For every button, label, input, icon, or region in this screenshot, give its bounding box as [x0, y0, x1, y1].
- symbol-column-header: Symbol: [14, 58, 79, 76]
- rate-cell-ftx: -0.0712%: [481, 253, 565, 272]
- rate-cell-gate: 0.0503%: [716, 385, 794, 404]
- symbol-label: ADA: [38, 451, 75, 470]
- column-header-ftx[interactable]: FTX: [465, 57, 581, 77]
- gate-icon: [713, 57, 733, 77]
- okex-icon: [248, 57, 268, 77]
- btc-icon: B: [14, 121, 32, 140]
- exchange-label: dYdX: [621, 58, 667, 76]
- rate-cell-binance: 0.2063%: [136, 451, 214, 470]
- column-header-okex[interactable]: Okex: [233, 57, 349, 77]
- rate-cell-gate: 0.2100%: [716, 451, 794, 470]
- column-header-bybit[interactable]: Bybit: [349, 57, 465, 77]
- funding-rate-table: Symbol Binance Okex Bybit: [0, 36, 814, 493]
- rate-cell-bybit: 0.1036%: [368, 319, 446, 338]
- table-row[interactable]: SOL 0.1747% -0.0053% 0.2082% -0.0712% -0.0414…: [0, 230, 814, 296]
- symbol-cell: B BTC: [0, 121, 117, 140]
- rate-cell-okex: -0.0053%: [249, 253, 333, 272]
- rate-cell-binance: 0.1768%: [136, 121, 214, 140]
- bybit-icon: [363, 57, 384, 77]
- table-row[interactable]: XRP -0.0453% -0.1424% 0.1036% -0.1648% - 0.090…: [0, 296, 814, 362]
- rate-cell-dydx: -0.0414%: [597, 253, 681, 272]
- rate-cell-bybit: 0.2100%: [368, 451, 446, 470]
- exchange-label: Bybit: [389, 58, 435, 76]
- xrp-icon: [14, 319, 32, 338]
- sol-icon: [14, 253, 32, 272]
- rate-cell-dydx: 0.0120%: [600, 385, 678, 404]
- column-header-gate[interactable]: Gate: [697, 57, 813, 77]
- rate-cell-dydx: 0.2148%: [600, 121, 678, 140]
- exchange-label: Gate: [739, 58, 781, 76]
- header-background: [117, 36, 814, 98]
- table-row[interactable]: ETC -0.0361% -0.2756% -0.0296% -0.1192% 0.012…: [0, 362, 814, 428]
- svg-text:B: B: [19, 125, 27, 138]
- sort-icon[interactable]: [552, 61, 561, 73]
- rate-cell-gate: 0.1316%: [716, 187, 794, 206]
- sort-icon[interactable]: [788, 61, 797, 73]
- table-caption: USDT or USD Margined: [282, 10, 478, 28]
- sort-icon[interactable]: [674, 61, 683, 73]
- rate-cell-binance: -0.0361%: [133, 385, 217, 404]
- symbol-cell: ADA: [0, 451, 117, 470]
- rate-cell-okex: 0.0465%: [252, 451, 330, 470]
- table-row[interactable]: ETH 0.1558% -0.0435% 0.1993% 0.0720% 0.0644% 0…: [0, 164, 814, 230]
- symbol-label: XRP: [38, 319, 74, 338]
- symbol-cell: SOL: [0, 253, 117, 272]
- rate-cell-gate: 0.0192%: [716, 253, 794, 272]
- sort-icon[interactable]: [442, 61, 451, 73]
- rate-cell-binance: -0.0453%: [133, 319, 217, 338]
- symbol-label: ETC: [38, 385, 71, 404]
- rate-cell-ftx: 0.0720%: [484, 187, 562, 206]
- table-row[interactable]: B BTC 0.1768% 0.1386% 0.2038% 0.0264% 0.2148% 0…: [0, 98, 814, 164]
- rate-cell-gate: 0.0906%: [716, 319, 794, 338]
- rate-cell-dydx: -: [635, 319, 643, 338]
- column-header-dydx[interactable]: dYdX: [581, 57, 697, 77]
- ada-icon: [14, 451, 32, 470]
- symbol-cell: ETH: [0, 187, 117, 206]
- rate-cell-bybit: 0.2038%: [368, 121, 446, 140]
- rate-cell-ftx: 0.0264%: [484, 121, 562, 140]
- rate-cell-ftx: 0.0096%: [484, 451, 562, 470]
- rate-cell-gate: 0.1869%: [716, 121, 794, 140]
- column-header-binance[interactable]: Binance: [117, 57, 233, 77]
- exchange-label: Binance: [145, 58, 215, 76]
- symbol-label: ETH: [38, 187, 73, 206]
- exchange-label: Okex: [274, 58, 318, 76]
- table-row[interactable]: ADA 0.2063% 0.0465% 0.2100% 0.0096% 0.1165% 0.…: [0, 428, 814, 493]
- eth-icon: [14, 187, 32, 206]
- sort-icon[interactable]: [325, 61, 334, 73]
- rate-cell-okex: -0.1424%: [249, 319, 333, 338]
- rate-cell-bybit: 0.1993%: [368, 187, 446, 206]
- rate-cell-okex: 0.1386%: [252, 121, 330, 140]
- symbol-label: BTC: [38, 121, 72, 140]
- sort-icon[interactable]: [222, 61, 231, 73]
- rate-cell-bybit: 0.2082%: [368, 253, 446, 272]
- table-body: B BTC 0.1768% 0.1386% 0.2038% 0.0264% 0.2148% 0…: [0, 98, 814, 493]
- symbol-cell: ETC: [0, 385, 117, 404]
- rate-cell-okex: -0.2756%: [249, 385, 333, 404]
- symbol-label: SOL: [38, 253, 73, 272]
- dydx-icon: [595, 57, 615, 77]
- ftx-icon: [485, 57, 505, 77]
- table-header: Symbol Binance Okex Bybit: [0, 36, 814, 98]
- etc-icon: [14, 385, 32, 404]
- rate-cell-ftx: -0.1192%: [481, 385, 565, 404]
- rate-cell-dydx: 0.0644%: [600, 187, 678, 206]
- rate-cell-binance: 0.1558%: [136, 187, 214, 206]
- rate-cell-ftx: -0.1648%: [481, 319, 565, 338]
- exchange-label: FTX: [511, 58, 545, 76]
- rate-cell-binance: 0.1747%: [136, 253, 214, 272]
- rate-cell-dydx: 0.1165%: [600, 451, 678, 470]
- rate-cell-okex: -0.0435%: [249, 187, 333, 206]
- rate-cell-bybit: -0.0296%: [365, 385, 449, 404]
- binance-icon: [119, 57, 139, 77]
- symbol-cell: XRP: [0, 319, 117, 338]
# # # #
Copy out every line of the entries above, word for word and in their original order.

For every button, label, input, icon, or region in this screenshot, give its bounding box as [x0, y0, x1, y1].
- symbol-column-header: Symbol: [14, 58, 79, 76]
- rate-cell-ftx: -0.0712%: [481, 253, 565, 272]
- rate-cell-gate: 0.0503%: [716, 385, 794, 404]
- symbol-label: ADA: [38, 451, 75, 470]
- column-header-ftx[interactable]: FTX: [465, 57, 581, 77]
- gate-icon: [713, 57, 733, 77]
- okex-icon: [248, 57, 268, 77]
- btc-icon: B: [14, 121, 32, 140]
- exchange-label: dYdX: [621, 58, 667, 76]
- rate-cell-binance: 0.2063%: [136, 451, 214, 470]
- column-header-okex[interactable]: Okex: [233, 57, 349, 77]
- rate-cell-gate: 0.2100%: [716, 451, 794, 470]
- column-header-bybit[interactable]: Bybit: [349, 57, 465, 77]
- funding-rate-table: Symbol Binance Okex Bybit: [0, 36, 814, 493]
- rate-cell-bybit: 0.1036%: [368, 319, 446, 338]
- table-row[interactable]: SOL 0.1747% -0.0053% 0.2082% -0.0712% -0.0414…: [0, 230, 814, 296]
- symbol-cell: B BTC: [0, 121, 117, 140]
- rate-cell-okex: -0.0053%: [249, 253, 333, 272]
- rate-cell-binance: 0.1768%: [136, 121, 214, 140]
- bybit-icon: [363, 57, 384, 77]
- table-row[interactable]: XRP -0.0453% -0.1424% 0.1036% -0.1648% - 0.090…: [0, 296, 814, 362]
- rate-cell-dydx: -0.0414%: [597, 253, 681, 272]
- rate-cell-bybit: 0.2100%: [368, 451, 446, 470]
- exchange-label: Bybit: [389, 58, 435, 76]
- xrp-icon: [14, 319, 32, 338]
- sol-icon: [14, 253, 32, 272]
- rate-cell-dydx: 0.0120%: [600, 385, 678, 404]
- column-header-gate[interactable]: Gate: [697, 57, 813, 77]
- rate-cell-dydx: 0.2148%: [600, 121, 678, 140]
- exchange-label: Gate: [739, 58, 781, 76]
- header-background: [117, 36, 814, 98]
- table-row[interactable]: ETC -0.0361% -0.2756% -0.0296% -0.1192% 0.012…: [0, 362, 814, 428]
- svg-text:B: B: [19, 125, 27, 138]
- sort-icon[interactable]: [552, 61, 561, 73]
- rate-cell-gate: 0.1316%: [716, 187, 794, 206]
- sort-icon[interactable]: [788, 61, 797, 73]
- table-caption: USDT or USD Margined: [282, 10, 478, 28]
- sort-icon[interactable]: [674, 61, 683, 73]
- rate-cell-binance: -0.0361%: [133, 385, 217, 404]
- symbol-cell: ADA: [0, 451, 117, 470]
- rate-cell-okex: 0.0465%: [252, 451, 330, 470]
- table-row[interactable]: ETH 0.1558% -0.0435% 0.1993% 0.0720% 0.0644% 0…: [0, 164, 814, 230]
- symbol-label: XRP: [38, 319, 74, 338]
- symbol-cell: SOL: [0, 253, 117, 272]
- rate-cell-gate: 0.0192%: [716, 253, 794, 272]
- sort-icon[interactable]: [442, 61, 451, 73]
- rate-cell-binance: -0.0453%: [133, 319, 217, 338]
- symbol-label: ETC: [38, 385, 71, 404]
- rate-cell-ftx: 0.0720%: [484, 187, 562, 206]
- table-row[interactable]: B BTC 0.1768% 0.1386% 0.2038% 0.0264% 0.2148% 0…: [0, 98, 814, 164]
- rate-cell-gate: 0.0906%: [716, 319, 794, 338]
- rate-cell-dydx: -: [635, 319, 643, 338]
- column-header-dydx[interactable]: dYdX: [581, 57, 697, 77]
- ada-icon: [14, 451, 32, 470]
- symbol-cell: ETH: [0, 187, 117, 206]
- rate-cell-bybit: 0.2038%: [368, 121, 446, 140]
- rate-cell-ftx: 0.0264%: [484, 121, 562, 140]
- rate-cell-ftx: 0.0096%: [484, 451, 562, 470]
- rate-cell-gate: 0.1869%: [716, 121, 794, 140]
- column-header-binance[interactable]: Binance: [117, 57, 233, 77]
- exchange-label: Binance: [145, 58, 215, 76]
- symbol-label: ETH: [38, 187, 73, 206]
- exchange-label: Okex: [274, 58, 318, 76]
- table-row[interactable]: ADA 0.2063% 0.0465% 0.2100% 0.0096% 0.1165% 0.…: [0, 428, 814, 493]
- eth-icon: [14, 187, 32, 206]
- sort-icon[interactable]: [325, 61, 334, 73]
- rate-cell-okex: -0.1424%: [249, 319, 333, 338]
- rate-cell-bybit: 0.1993%: [368, 187, 446, 206]
- rate-cell-okex: 0.1386%: [252, 121, 330, 140]
- symbol-label: BTC: [38, 121, 72, 140]
- sort-icon[interactable]: [222, 61, 231, 73]
- rate-cell-bybit: 0.2082%: [368, 253, 446, 272]
- table-body: B BTC 0.1768% 0.1386% 0.2038% 0.0264% 0.2148% 0…: [0, 98, 814, 493]
- symbol-cell: ETC: [0, 385, 117, 404]
- rate-cell-okex: -0.2756%: [249, 385, 333, 404]
- symbol-label: SOL: [38, 253, 73, 272]
- dydx-icon: [595, 57, 615, 77]
- ftx-icon: [485, 57, 505, 77]
- table-header: Symbol Binance Okex Bybit: [0, 36, 814, 98]
- etc-icon: [14, 385, 32, 404]
- rate-cell-ftx: -0.1192%: [481, 385, 565, 404]
- rate-cell-dydx: 0.0644%: [600, 187, 678, 206]
- rate-cell-binance: 0.1558%: [136, 187, 214, 206]
- rate-cell-ftx: -0.1648%: [481, 319, 565, 338]
- exchange-label: FTX: [511, 58, 545, 76]
- rate-cell-binance: 0.1747%: [136, 253, 214, 272]
- rate-cell-dydx: 0.1165%: [600, 451, 678, 470]
- rate-cell-okex: -0.0435%: [249, 187, 333, 206]
- rate-cell-bybit: -0.0296%: [365, 385, 449, 404]
- binance-icon: [119, 57, 139, 77]
- symbol-cell: XRP: [0, 319, 117, 338]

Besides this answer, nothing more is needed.